Source records:
● ● ● ● ●

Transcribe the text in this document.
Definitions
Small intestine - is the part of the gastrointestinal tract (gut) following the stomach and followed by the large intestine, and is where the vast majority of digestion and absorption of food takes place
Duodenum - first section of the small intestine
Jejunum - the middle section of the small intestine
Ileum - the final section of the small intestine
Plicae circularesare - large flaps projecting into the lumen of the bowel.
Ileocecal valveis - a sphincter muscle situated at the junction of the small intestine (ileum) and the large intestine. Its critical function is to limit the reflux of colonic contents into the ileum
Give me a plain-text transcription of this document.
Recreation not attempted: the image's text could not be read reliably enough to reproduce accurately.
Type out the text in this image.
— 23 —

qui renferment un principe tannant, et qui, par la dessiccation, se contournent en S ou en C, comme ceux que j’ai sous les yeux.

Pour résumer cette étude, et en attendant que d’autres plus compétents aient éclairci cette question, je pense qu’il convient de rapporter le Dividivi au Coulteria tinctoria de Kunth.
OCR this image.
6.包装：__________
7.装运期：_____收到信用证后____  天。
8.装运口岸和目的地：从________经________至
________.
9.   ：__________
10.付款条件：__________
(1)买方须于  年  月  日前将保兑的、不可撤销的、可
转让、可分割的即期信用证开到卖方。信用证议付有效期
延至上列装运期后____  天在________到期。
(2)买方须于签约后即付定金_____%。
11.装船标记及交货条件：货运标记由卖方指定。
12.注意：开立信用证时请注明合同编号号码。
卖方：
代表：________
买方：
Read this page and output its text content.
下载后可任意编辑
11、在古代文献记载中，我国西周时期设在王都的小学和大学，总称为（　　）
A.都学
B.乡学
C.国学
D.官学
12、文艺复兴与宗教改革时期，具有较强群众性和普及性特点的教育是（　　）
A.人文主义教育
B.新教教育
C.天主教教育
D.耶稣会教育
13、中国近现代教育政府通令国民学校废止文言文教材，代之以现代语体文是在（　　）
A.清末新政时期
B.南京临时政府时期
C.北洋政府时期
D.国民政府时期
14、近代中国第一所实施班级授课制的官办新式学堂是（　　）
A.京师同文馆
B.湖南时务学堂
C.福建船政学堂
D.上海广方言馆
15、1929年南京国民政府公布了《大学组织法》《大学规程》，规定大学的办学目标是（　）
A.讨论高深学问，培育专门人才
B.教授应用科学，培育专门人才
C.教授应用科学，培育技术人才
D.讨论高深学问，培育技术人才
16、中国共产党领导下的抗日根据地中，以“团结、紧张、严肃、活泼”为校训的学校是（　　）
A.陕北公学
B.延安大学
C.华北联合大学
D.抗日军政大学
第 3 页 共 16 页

● ● ● ● ●

**Brief**:
Copy every line of the listing that contains the word "intestine".

**Written response**:
Small intestine - is the part of the gastrointestinal tract (gut) following the stomach and followed by the large intestine, and is where the vast majority of digestion and absorption of food takes place
Duodenum - first section of the small intestine
Jejunum - the middle section of the small intestine
Ileum - the final section of the small intestine
Ileocecal valveis - a sphincter muscle situated at the junction of the small intestine (ileum) and the large intestine. Its critical function is to limit the reflux of colonic contents into the ileum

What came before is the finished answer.